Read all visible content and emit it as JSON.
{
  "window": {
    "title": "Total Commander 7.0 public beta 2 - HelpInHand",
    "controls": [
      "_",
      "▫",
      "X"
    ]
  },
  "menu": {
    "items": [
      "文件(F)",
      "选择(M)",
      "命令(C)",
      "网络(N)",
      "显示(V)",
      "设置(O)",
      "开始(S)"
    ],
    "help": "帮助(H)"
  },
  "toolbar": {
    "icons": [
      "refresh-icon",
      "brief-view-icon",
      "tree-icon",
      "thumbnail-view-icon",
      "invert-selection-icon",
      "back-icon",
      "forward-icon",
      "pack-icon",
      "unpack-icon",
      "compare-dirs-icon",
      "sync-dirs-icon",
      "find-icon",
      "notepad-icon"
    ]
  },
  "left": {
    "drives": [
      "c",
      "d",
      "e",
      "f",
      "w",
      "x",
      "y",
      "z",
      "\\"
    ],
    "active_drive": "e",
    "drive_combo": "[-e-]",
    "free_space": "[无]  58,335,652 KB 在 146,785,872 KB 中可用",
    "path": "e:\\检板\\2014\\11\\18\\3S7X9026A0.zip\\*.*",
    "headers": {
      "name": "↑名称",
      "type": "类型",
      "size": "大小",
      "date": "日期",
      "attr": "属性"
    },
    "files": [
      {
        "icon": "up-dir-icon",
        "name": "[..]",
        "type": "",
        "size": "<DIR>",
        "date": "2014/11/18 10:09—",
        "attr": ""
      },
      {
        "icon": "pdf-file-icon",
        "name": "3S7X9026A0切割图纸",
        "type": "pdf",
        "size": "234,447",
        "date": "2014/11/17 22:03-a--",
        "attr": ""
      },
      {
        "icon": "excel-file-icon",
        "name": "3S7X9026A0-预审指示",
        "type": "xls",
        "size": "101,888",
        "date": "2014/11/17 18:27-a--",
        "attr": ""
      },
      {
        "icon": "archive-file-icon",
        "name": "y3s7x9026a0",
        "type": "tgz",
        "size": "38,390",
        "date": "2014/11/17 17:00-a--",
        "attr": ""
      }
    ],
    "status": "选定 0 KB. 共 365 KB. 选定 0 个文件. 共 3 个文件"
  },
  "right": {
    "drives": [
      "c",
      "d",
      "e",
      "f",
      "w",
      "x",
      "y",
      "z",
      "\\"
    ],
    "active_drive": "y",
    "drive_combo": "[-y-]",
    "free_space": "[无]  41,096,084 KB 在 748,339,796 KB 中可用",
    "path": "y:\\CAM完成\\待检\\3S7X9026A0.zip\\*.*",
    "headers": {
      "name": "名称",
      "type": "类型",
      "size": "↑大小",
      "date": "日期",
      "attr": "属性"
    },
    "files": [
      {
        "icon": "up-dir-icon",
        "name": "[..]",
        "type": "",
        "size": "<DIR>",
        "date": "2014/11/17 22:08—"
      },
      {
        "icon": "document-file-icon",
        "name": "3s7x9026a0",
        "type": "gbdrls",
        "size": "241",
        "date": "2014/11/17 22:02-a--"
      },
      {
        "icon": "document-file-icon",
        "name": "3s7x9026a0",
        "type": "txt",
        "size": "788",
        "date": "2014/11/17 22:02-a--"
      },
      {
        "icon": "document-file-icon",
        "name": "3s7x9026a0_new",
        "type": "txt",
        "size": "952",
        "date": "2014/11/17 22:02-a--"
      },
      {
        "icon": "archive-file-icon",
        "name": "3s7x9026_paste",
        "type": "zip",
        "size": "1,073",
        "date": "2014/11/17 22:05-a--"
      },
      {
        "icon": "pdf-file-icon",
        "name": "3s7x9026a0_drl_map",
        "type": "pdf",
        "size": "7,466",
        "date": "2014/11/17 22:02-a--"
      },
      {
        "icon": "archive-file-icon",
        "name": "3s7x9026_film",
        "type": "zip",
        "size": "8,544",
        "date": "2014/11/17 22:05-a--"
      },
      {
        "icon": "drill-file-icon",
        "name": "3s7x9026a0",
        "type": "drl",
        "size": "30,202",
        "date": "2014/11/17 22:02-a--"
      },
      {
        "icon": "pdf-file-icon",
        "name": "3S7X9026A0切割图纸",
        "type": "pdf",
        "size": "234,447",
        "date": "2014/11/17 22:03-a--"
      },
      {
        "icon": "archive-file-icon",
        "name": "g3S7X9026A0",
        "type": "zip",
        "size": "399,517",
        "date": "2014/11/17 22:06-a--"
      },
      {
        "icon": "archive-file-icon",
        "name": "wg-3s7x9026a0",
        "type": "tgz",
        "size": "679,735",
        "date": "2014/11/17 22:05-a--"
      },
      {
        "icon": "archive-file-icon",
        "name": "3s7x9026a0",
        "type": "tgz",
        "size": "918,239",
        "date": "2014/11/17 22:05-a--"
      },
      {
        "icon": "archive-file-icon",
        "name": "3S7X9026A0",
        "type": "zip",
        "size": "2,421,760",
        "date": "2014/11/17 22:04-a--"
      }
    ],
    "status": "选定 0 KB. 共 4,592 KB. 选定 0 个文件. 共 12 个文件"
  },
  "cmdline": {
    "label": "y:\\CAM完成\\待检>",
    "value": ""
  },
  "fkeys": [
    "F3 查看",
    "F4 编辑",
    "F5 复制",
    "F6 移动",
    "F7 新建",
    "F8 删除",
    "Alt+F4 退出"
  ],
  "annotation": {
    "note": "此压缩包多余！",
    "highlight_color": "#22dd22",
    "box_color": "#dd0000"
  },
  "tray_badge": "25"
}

TASK DESCRIPTION: Reproduce the full listing word for word.

TASK ANSWER:
Read all visible content and emit it as JSON.
{
  "window": {
    "title": "Total Commander 7.0 public beta 2 - HelpInHand",
    "controls": [
      "_",
      "▫",
      "X"
    ]
  },
  "menu": {
    "items": [
      "文件(F)",
      "选择(M)",
      "命令(C)",
      "网络(N)",
      "显示(V)",
      "设置(O)",
      "开始(S)"
    ],
    "help": "帮助(H)"
  },
  "toolbar": {
    "icons": [
      "refresh-icon",
      "brief-view-icon",
      "tree-icon",
      "thumbnail-view-icon",
      "invert-selection-icon",
      "back-icon",
      "forward-icon",
      "pack-icon",
      "unpack-icon",
      "compare-dirs-icon",
      "sync-dirs-icon",
      "find-icon",
      "notepad-icon"
    ]
  },
  "left": {
    "drives": [
      "c",
      "d",
      "e",
      "f",
      "w",
      "x",
      "y",
      "z",
      "\\"
    ],
    "active_drive": "e",
    "drive_combo": "[-e-]",
    "free_space": "[无]  58,335,652 KB 在 146,785,872 KB 中可用",
    "path": "e:\\检板\\2014\\11\\18\\3S7X9026A0.zip\\*.*",
    "headers": {
      "name": "↑名称",
      "type": "类型",
      "size": "大小",
      "date": "日期",
      "attr": "属性"
    },
    "files": [
      {
        "icon": "up-dir-icon",
        "name": "[..]",
        "type": "",
        "size": "<DIR>",
        "date": "2014/11/18 10:09—",
        "attr": ""
      },
      {
        "icon": "pdf-file-icon",
        "name": "3S7X9026A0切割图纸",
        "type": "pdf",
        "size": "234,447",
        "date": "2014/11/17 22:03-a--",
        "attr": ""
      },
      {
        "icon": "excel-file-icon",
        "name": "3S7X9026A0-预审指示",
        "type": "xls",
        "size": "101,888",
        "date": "2014/11/17 18:27-a--",
        "attr": ""
      },
      {
        "icon": "archive-file-icon",
        "name": "y3s7x9026a0",
        "type": "tgz",
        "size": "38,390",
        "date": "2014/11/17 17:00-a--",
        "attr": ""
      }
    ],
    "status": "选定 0 KB. 共 365 KB. 选定 0 个文件. 共 3 个文件"
  },
  "right": {
    "drives": [
      "c",
      "d",
      "e",
      "f",
      "w",
      "x",
      "y",
      "z",
      "\\"
    ],
    "active_drive": "y",
    "drive_combo": "[-y-]",
    "free_space": "[无]  41,096,084 KB 在 748,339,796 KB 中可用",
    "path": "y:\\CAM完成\\待检\\3S7X9026A0.zip\\*.*",
    "headers": {
      "name": "名称",
      "type": "类型",
      "size": "↑大小",
      "date": "日期",
      "attr": "属性"
    },
    "files": [
      {
        "icon": "up-dir-icon",
        "name": "[..]",
        "type": "",
        "size": "<DIR>",
        "date": "2014/11/17 22:08—"
      },
      {
        "icon": "document-file-icon",
        "name": "3s7x9026a0",
        "type": "gbdrls",
        "size": "241",
        "date": "2014/11/17 22:02-a--"
      },
      {
        "icon": "document-file-icon",
        "name": "3s7x9026a0",
        "type": "txt",
        "size": "788",
        "date": "2014/11/17 22:02-a--"
      },
      {
        "icon": "document-file-icon",
        "name": "3s7x9026a0_new",
        "type": "txt",
        "size": "952",
        "date": "2014/11/17 22:02-a--"
      },
      {
        "icon": "archive-file-icon",
        "name": "3s7x9026_paste",
        "type": "zip",
        "size": "1,073",
        "date": "2014/11/17 22:05-a--"
      },
      {
        "icon": "pdf-file-icon",
        "name": "3s7x9026a0_drl_map",
        "type": "pdf",
        "size": "7,466",
        "date": "2014/11/17 22:02-a--"
      },
      {
        "icon": "archive-file-icon",
        "name": "3s7x9026_film",
        "type": "zip",
        "size": "8,544",
        "date": "2014/11/17 22:05-a--"
      },
      {
        "icon": "drill-file-icon",
        "name": "3s7x9026a0",
        "type": "drl",
        "size": "30,202",
        "date": "2014/11/17 22:02-a--"
      },
      {
        "icon": "pdf-file-icon",
        "name": "3S7X9026A0切割图纸",
        "type": "pdf",
        "size": "234,447",
        "date": "2014/11/17 22:03-a--"
      },
      {
        "icon": "archive-file-icon",
        "name": "g3S7X9026A0",
        "type": "zip",
        "size": "399,517",
        "date": "2014/11/17 22:06-a--"
      },
      {
        "icon": "archive-file-icon",
        "name": "wg-3s7x9026a0",
        "type": "tgz",
        "size": "679,735",
        "date": "2014/11/17 22:05-a--"
      },
      {
        "icon": "archive-file-icon",
        "name": "3s7x9026a0",
        "type": "tgz",
        "size": "918,239",
        "date": "2014/11/17 22:05-a--"
      },
      {
        "icon": "archive-file-icon",
        "name": "3S7X9026A0",
        "type": "zip",
        "size": "2,421,760",
        "date": "2014/11/17 22:04-a--"
      }
    ],
    "status": "选定 0 KB. 共 4,592 KB. 选定 0 个文件. 共 12 个文件"
  },
  "cmdline": {
    "label": "y:\\CAM完成\\待检>",
    "value": ""
  },
  "fkeys": [
    "F3 查看",
    "F4 编辑",
    "F5 复制",
    "F6 移动",
    "F7 新建",
    "F8 删除",
    "Alt+F4 退出"
  ],
  "annotation": {
    "note": "此压缩包多余！",
    "highlight_color": "#22dd22",
    "box_color": "#dd0000"
  },
  "tray_badge": "25"
}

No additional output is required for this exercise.